[Begin TASK INPUTS]

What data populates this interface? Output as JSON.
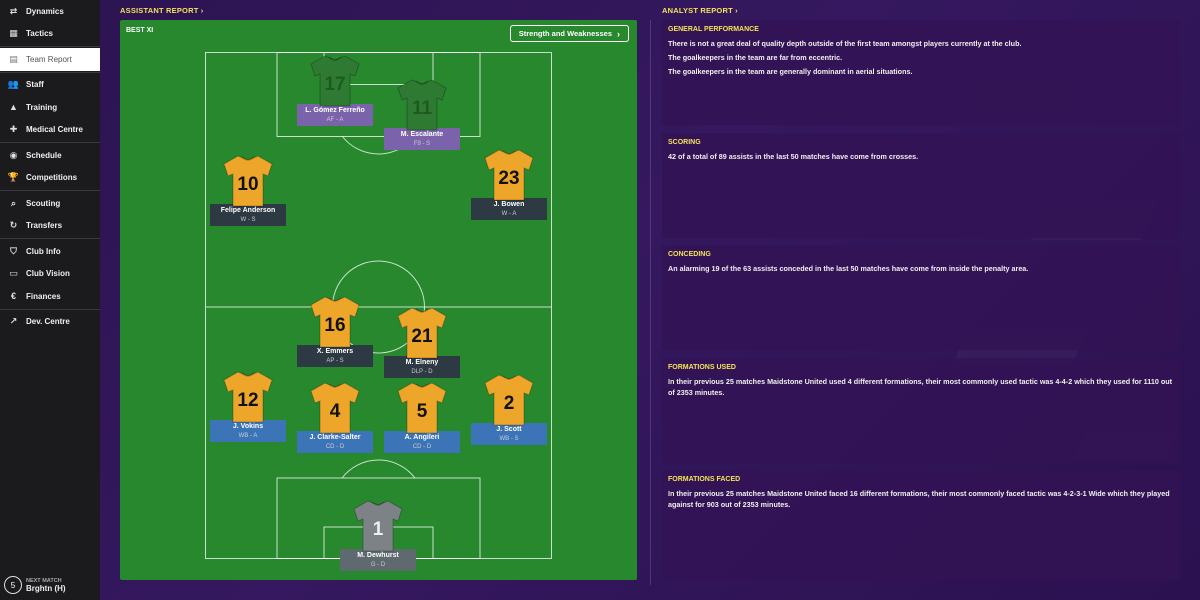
{
  "sidebar": {
    "items": [
      {
        "label": "Dynamics",
        "icon": "dynamics-icon",
        "glyph": "⇄"
      },
      {
        "label": "Tactics",
        "icon": "tactics-icon",
        "glyph": "▦"
      },
      {
        "label": "Team Report",
        "icon": "clipboard-icon",
        "glyph": "▤",
        "active": true
      },
      {
        "label": "Staff",
        "icon": "staff-icon",
        "glyph": "👥"
      },
      {
        "label": "Training",
        "icon": "training-cone-icon",
        "glyph": "▲"
      },
      {
        "label": "Medical Centre",
        "icon": "medical-cross-icon",
        "glyph": "✚"
      },
      {
        "label": "Schedule",
        "icon": "schedule-icon",
        "glyph": "◉"
      },
      {
        "label": "Competitions",
        "icon": "trophy-icon",
        "glyph": "🏆"
      },
      {
        "label": "Scouting",
        "icon": "magnifier-icon",
        "glyph": "⌕"
      },
      {
        "label": "Transfers",
        "icon": "transfers-icon",
        "glyph": "↻"
      },
      {
        "label": "Club Info",
        "icon": "shield-icon",
        "glyph": "⛉"
      },
      {
        "label": "Club Vision",
        "icon": "club-vision-icon",
        "glyph": "▭"
      },
      {
        "label": "Finances",
        "icon": "finances-icon",
        "glyph": "€"
      },
      {
        "label": "Dev. Centre",
        "icon": "dev-centre-icon",
        "glyph": "↗"
      }
    ],
    "next_match": {
      "label": "NEXT MATCH",
      "value": "Brghtn (H)",
      "days": "5"
    }
  },
  "assistant": {
    "heading": "ASSISTANT REPORT",
    "best_xi": "BEST XI",
    "sw_button": "Strength and Weaknesses",
    "players": [
      {
        "name": "L. Gómez Ferreño",
        "role": "AF  -  A",
        "number": "17",
        "kit": "green",
        "label": "purple"
      },
      {
        "name": "M. Escalante",
        "role": "F9  -  S",
        "number": "11",
        "kit": "green",
        "label": "purple"
      },
      {
        "name": "Felipe Anderson",
        "role": "W  -  S",
        "number": "10",
        "kit": "yellow",
        "label": "dark"
      },
      {
        "name": "J. Bowen",
        "role": "W  -  A",
        "number": "23",
        "kit": "yellow",
        "label": "dark"
      },
      {
        "name": "X. Emmers",
        "role": "AP  -  S",
        "number": "16",
        "kit": "yellow",
        "label": "dark"
      },
      {
        "name": "M. Elneny",
        "role": "DLP  -  D",
        "number": "21",
        "kit": "yellow",
        "label": "dark"
      },
      {
        "name": "J. Vokins",
        "role": "WB  -  A",
        "number": "12",
        "kit": "yellow",
        "label": "blue"
      },
      {
        "name": "J. Clarke-Salter",
        "role": "CD  -  D",
        "number": "4",
        "kit": "yellow",
        "label": "blue"
      },
      {
        "name": "A. Angileri",
        "role": "CD  -  D",
        "number": "5",
        "kit": "yellow",
        "label": "blue"
      },
      {
        "name": "J. Scott",
        "role": "WB  -  S",
        "number": "2",
        "kit": "yellow",
        "label": "blue"
      },
      {
        "name": "M. Dewhurst",
        "role": "G  -  D",
        "number": "1",
        "kit": "gray",
        "label": "gray"
      }
    ]
  },
  "analyst": {
    "heading": "ANALYST REPORT",
    "cards": [
      {
        "title": "GENERAL PERFORMANCE",
        "lines": [
          "There is not a great deal of quality depth outside of the first team amongst players currently at the club.",
          "The goalkeepers in the team are far from eccentric.",
          "The goalkeepers in the team are generally dominant in aerial situations."
        ]
      },
      {
        "title": "SCORING",
        "lines": [
          "42 of a total of 89 assists in the last 50 matches have come from crosses."
        ]
      },
      {
        "title": "CONCEDING",
        "lines": [
          "An alarming 19 of the 63 assists conceded in the last 50 matches have come from inside the penalty area."
        ]
      },
      {
        "title": "FORMATIONS USED",
        "lines": [
          "In their previous 25 matches Maidstone United used 4 different formations, their most commonly used tactic was 4-4-2 which they used for 1110 out of 2353 minutes."
        ]
      },
      {
        "title": "FORMATIONS FACED",
        "lines": [
          "In their previous 25 matches Maidstone United faced 16 different formations, their most commonly faced tactic was 4-2-3-1 Wide which they played against for 903 out of 2353 minutes."
        ]
      }
    ]
  },
  "colors": {
    "kit_yellow": "#eda52a",
    "kit_green": "#2f7a32",
    "kit_gray": "#7d8287",
    "accent_yellow": "#f2e35a"
  }
}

[End TASK INPUTS]

EXERCISE TASK
The records shown above are to be repeated exactly, with the pictures left out.

THE ANSWER
What data populates this interface? Output as JSON.
{
  "sidebar": {
    "items": [
      {
        "label": "Dynamics",
        "icon": "dynamics-icon",
        "glyph": "⇄"
      },
      {
        "label": "Tactics",
        "icon": "tactics-icon",
        "glyph": "▦"
      },
      {
        "label": "Team Report",
        "icon": "clipboard-icon",
        "glyph": "▤",
        "active": true
      },
      {
        "label": "Staff",
        "icon": "staff-icon",
        "glyph": "👥"
      },
      {
        "label": "Training",
        "icon": "training-cone-icon",
        "glyph": "▲"
      },
      {
        "label": "Medical Centre",
        "icon": "medical-cross-icon",
        "glyph": "✚"
      },
      {
        "label": "Schedule",
        "icon": "schedule-icon",
        "glyph": "◉"
      },
      {
        "label": "Competitions",
        "icon": "trophy-icon",
        "glyph": "🏆"
      },
      {
        "label": "Scouting",
        "icon": "magnifier-icon",
        "glyph": "⌕"
      },
      {
        "label": "Transfers",
        "icon": "transfers-icon",
        "glyph": "↻"
      },
      {
        "label": "Club Info",
        "icon": "shield-icon",
        "glyph": "⛉"
      },
      {
        "label": "Club Vision",
        "icon": "club-vision-icon",
        "glyph": "▭"
      },
      {
        "label": "Finances",
        "icon": "finances-icon",
        "glyph": "€"
      },
      {
        "label": "Dev. Centre",
        "icon": "dev-centre-icon",
        "glyph": "↗"
      }
    ],
    "next_match": {
      "label": "NEXT MATCH",
      "value": "Brghtn (H)",
      "days": "5"
    }
  },
  "assistant": {
    "heading": "ASSISTANT REPORT",
    "best_xi": "BEST XI",
    "sw_button": "Strength and Weaknesses",
    "players": [
      {
        "name": "L. Gómez Ferreño",
        "role": "AF  -  A",
        "number": "17",
        "kit": "green",
        "label": "purple"
      },
      {
        "name": "M. Escalante",
        "role": "F9  -  S",
        "number": "11",
        "kit": "green",
        "label": "purple"
      },
      {
        "name": "Felipe Anderson",
        "role": "W  -  S",
        "number": "10",
        "kit": "yellow",
        "label": "dark"
      },
      {
        "name": "J. Bowen",
        "role": "W  -  A",
        "number": "23",
        "kit": "yellow",
        "label": "dark"
      },
      {
        "name": "X. Emmers",
        "role": "AP  -  S",
        "number": "16",
        "kit": "yellow",
        "label": "dark"
      },
      {
        "name": "M. Elneny",
        "role": "DLP  -  D",
        "number": "21",
        "kit": "yellow",
        "label": "dark"
      },
      {
        "name": "J. Vokins",
        "role": "WB  -  A",
        "number": "12",
        "kit": "yellow",
        "label": "blue"
      },
      {
        "name": "J. Clarke-Salter",
        "role": "CD  -  D",
        "number": "4",
        "kit": "yellow",
        "label": "blue"
      },
      {
        "name": "A. Angileri",
        "role": "CD  -  D",
        "number": "5",
        "kit": "yellow",
        "label": "blue"
      },
      {
        "name": "J. Scott",
        "role": "WB  -  S",
        "number": "2",
        "kit": "yellow",
        "label": "blue"
      },
      {
        "name": "M. Dewhurst",
        "role": "G  -  D",
        "number": "1",
        "kit": "gray",
        "label": "gray"
      }
    ]
  },
  "analyst": {
    "heading": "ANALYST REPORT",
    "cards": [
      {
        "title": "GENERAL PERFORMANCE",
        "lines": [
          "There is not a great deal of quality depth outside of the first team amongst players currently at the club.",
          "The goalkeepers in the team are far from eccentric.",
          "The goalkeepers in the team are generally dominant in aerial situations."
        ]
      },
      {
        "title": "SCORING",
        "lines": [
          "42 of a total of 89 assists in the last 50 matches have come from crosses."
        ]
      },
      {
        "title": "CONCEDING",
        "lines": [
          "An alarming 19 of the 63 assists conceded in the last 50 matches have come from inside the penalty area."
        ]
      },
      {
        "title": "FORMATIONS USED",
        "lines": [
          "In their previous 25 matches Maidstone United used 4 different formations, their most commonly used tactic was 4-4-2 which they used for 1110 out of 2353 minutes."
        ]
      },
      {
        "title": "FORMATIONS FACED",
        "lines": [
          "In their previous 25 matches Maidstone United faced 16 different formations, their most commonly faced tactic was 4-2-3-1 Wide which they played against for 903 out of 2353 minutes."
        ]
      }
    ]
  },
  "colors": {
    "kit_yellow": "#eda52a",
    "kit_green": "#2f7a32",
    "kit_gray": "#7d8287",
    "accent_yellow": "#f2e35a"
  }
}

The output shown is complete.